What to produce: Name every hash table implementation mentioned in the hash table benchmark thread below.

Text segment:
Re: LuaJIT benchmark

From: Fredrik Widlund <fredrik.widlund@xxxxxxxxx>
To: luajit@xxxxxxxxxxxxx
Date: Tue, 18 Mar 2014 22:02:11 +0100
https://code.google.com/p/hash-table-benchmarks/

I believe C++11 uses open addressing, and for integer keys the identity
hash function. khash and dtype does for sure, uses quadratic probing, and
power of two capacities. Memory usage is definitely different between
implementations.

Yes, looking separately at misses and hits makes sense.


On Tue, Mar 18, 2014 at 9:09 PM, Dan Eloff <dan.eloff@xxxxxxxxx> wrote:

> Looking at the second page of results you have is fascinating. I'm at a
> loss to explain them. The dominant cost is cache misses, but looking at
> just the C/C++ results for a moment to compare apples to apples, how can
> one explain the 3x performance for dense/khash/dtype at 100M items? No
> amount of difference instruction wise should be able to come close to the
> minimum ~100 cycles per cache miss + ~100 cycles per TLB miss that all
> implementations must pay for a random lookup.
>
> I would love to know why the speed difference with std::unordered_map. Do
> they use separate chaining or a cache unfriendly collision algorithm, at 3x
> the speed, they must somehow do some ~600 cycles extra which can be
> possible if on average they're doing 3 additional cache misses (with
> associated TLB misses) per lookup. No reasonable amount of function call
> (even virtual function calls), branches, even an expensive divide
> instruction and prime-sized hashtables can account for 600 cycles
> difference, I think only cache misses can cost that much (even uncontended
> locking wouldn't be that expensive.)
>
> None of that, in my mind, explains the speed difference for small numbers
> of items. Perhaps std::unordered_map does some 4x the cost in instructions,
> as well as having worse cache behavior?
>
> The size chosen may have some effect, depending on the fill ratio of the
> hashtable implementations, e.g. if one table is nearly double the size of
> the other. The conclusion cannot quite be drawn that std::unorded_map is 3x
> slower, as it may just end up being a lot less advantageously sized for
> power of 10 item counts.

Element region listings
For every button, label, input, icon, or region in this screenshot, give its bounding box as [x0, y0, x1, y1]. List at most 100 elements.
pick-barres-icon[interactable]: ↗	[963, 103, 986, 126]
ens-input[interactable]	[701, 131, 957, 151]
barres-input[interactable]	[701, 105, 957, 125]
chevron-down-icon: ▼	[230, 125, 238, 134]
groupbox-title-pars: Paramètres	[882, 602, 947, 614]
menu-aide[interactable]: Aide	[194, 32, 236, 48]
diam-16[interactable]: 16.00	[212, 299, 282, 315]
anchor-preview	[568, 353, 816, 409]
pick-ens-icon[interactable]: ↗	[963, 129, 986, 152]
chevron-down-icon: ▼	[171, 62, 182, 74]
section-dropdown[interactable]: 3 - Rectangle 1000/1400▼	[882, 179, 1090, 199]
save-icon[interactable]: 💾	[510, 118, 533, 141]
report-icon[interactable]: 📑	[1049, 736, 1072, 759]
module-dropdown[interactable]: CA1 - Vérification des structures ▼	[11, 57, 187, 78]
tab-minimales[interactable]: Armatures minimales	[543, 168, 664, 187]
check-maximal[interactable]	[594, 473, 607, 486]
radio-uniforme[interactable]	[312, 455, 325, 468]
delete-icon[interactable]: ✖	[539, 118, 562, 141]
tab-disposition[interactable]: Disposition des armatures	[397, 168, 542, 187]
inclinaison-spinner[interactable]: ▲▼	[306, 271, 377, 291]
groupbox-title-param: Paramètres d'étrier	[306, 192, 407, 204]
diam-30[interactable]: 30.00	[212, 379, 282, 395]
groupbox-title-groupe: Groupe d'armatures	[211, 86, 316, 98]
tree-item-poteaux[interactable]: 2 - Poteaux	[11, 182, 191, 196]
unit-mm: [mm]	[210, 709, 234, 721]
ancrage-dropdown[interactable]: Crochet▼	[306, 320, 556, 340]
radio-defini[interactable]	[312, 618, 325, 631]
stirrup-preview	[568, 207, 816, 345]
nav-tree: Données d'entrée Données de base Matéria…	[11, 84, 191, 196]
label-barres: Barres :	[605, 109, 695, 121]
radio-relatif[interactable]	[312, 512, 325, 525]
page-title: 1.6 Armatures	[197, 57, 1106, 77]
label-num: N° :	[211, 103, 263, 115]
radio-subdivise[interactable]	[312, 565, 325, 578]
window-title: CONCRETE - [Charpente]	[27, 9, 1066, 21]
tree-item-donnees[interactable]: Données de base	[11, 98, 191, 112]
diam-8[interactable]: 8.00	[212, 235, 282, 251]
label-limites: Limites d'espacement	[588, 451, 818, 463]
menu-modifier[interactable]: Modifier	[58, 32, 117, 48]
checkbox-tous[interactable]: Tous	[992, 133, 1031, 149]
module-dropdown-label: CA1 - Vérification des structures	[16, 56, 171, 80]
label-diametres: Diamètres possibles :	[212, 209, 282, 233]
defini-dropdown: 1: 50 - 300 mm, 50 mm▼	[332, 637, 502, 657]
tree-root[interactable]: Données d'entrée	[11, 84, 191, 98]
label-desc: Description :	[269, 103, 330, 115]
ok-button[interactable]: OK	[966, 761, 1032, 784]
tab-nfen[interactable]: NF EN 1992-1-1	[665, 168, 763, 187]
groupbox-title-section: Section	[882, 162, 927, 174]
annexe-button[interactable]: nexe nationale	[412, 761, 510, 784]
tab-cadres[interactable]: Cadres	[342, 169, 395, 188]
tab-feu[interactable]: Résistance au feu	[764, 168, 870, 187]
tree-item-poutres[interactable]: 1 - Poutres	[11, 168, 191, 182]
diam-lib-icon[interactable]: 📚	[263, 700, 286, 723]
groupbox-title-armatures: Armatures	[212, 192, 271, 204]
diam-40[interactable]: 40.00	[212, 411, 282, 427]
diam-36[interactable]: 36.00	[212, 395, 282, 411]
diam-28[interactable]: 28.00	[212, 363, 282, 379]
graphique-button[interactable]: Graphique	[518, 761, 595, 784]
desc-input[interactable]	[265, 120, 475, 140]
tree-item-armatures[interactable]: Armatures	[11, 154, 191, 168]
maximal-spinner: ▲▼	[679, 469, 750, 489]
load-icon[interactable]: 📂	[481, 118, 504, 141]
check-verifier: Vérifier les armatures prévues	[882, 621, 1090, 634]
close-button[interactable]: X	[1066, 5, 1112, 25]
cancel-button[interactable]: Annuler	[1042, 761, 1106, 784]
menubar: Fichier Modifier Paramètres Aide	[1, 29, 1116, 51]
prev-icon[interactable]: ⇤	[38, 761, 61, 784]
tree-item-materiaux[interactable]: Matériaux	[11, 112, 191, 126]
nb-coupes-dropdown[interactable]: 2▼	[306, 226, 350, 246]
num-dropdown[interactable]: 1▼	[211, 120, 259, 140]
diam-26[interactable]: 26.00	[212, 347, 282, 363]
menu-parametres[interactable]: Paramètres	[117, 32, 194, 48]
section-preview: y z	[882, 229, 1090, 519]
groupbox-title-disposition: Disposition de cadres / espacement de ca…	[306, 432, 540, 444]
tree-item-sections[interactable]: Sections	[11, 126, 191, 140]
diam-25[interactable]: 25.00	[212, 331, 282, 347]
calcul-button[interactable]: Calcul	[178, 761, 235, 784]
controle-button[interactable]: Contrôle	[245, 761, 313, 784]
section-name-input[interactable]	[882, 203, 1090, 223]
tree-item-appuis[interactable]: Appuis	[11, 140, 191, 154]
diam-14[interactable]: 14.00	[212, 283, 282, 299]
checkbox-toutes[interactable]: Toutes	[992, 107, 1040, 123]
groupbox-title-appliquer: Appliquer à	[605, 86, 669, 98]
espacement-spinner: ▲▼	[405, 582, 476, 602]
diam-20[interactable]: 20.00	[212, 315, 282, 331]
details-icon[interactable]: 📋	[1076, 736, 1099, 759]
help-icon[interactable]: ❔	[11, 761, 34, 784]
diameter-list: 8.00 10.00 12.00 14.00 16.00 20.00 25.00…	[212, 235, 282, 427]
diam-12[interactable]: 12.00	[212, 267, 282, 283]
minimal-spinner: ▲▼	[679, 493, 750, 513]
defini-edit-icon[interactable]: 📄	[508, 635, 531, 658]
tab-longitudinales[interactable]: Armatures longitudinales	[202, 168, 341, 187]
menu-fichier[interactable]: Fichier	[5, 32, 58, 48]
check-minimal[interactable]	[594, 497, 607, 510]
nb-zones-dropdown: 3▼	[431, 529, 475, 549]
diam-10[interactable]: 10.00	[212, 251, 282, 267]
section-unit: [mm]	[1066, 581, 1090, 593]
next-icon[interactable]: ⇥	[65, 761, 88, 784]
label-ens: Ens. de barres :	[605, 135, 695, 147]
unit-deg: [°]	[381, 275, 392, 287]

Task answer: dense, khash, dtype, std::unordered_map